* DESCRIPTION OF THE TASK
Take every line that has the string "podbudowy" and copy it out.

* DATA SECTION
===============

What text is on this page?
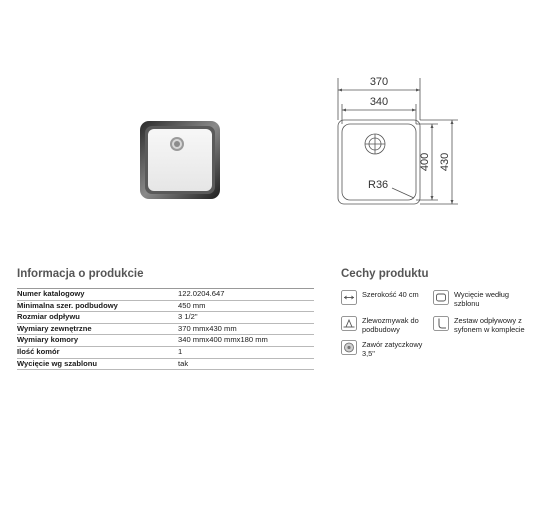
370
340
400 430
R36
Informacja o produkcie
Numer katalogowy	122.0204.647
Minimalna szer. podbudowy	450 mm
Rozmiar odpływu	3 1/2"
Wymiary zewnętrzne	370 mmx430 mm
Wymiary komory	340 mmx400 mmx180 mm
Ilość komór	1
Wycięcie wg szablonu	tak
Cechy produktu
Szerokość 40 cm	Wycięcie według szblonu
Zlewozmywak do podbudowy
Zestaw odpływowy z syfonem w komplecie
Zawór zatyczkowy 3,5"
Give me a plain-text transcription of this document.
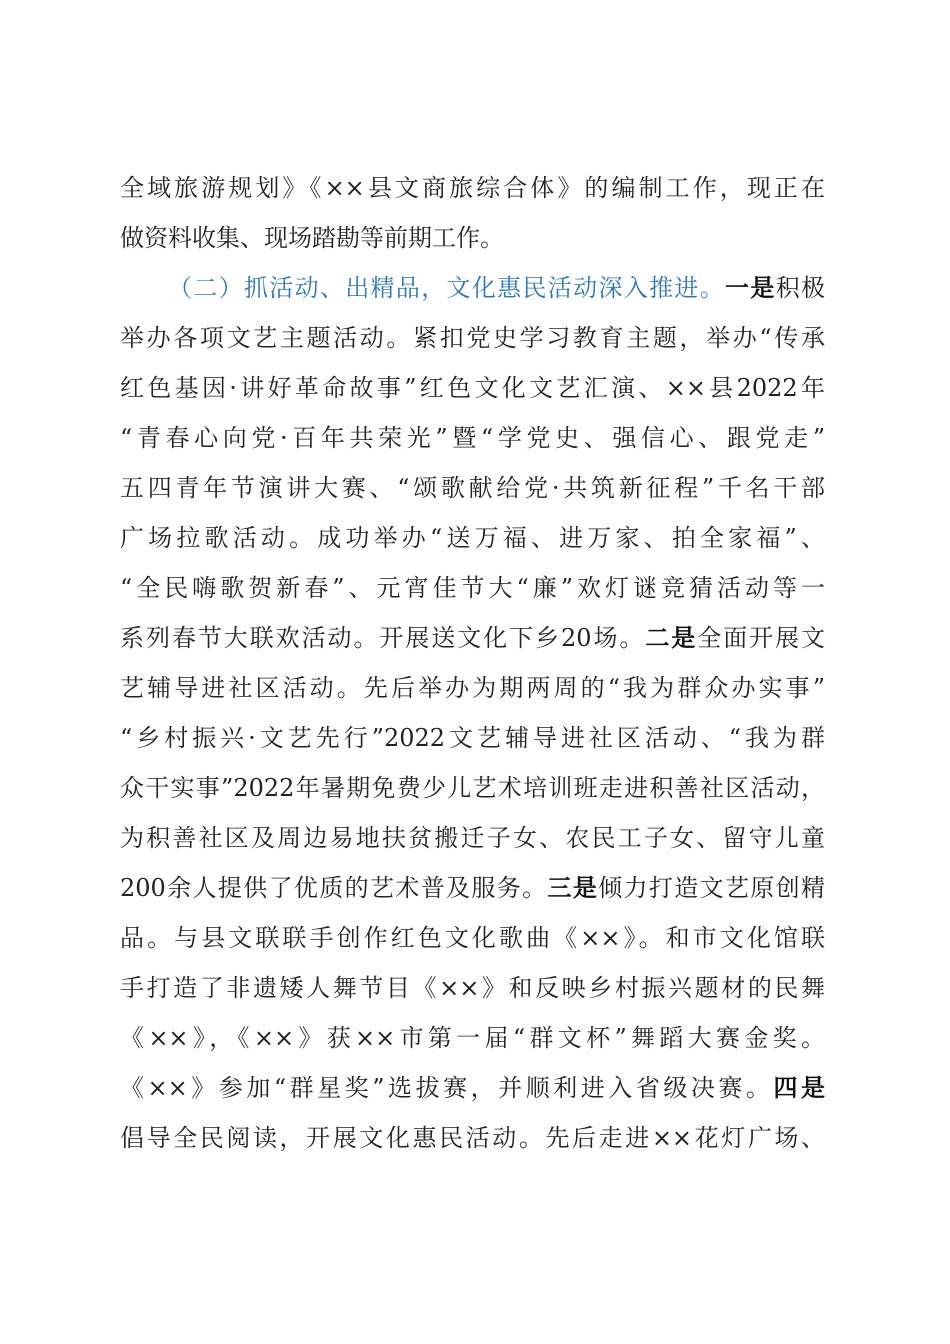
全域旅游规划》《××县文商旅综合体》的编制工作，现正在
做资料收集、现场踏勘等前期工作。
（二）抓活动、出精品，文化惠民活动深入推进。一是积极
举办各项文艺主题活动。紧扣党史学习教育主题，举办“传承
红色基因·讲好革命故事”红色文化文艺汇演、××县2022年
“青春心向党·百年共荣光”暨“学党史、强信心、跟党走”
五四青年节演讲大赛、“颂歌献给党·共筑新征程”千名干部
广场拉歌活动。成功举办“送万福、进万家、拍全家福”、
“全民嗨歌贺新春”、元宵佳节大“廉”欢灯谜竞猜活动等一
系列春节大联欢活动。开展送文化下乡20场。二是全面开展文
艺辅导进社区活动。先后举办为期两周的“我为群众办实事”
“乡村振兴·文艺先行”2022文艺辅导进社区活动、“我为群
众干实事”2022年暑期免费少儿艺术培训班走进积善社区活动，
为积善社区及周边易地扶贫搬迁子女、农民工子女、留守儿童
200余人提供了优质的艺术普及服务。三是倾力打造文艺原创精
品。与县文联联手创作红色文化歌曲《××》。和市文化馆联
手打造了非遗矮人舞节目《××》和反映乡村振兴题材的民舞
《××》，《××》获××市第一届“群文杯”舞蹈大赛金奖。
《××》参加“群星奖”选拔赛，并顺利进入省级决赛。四是
倡导全民阅读，开展文化惠民活动。先后走进××花灯广场、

===============

* COMPLETE ANSWER
Minimalna szer. podbudowy	450 mm
Zlewozmywak do podbudowy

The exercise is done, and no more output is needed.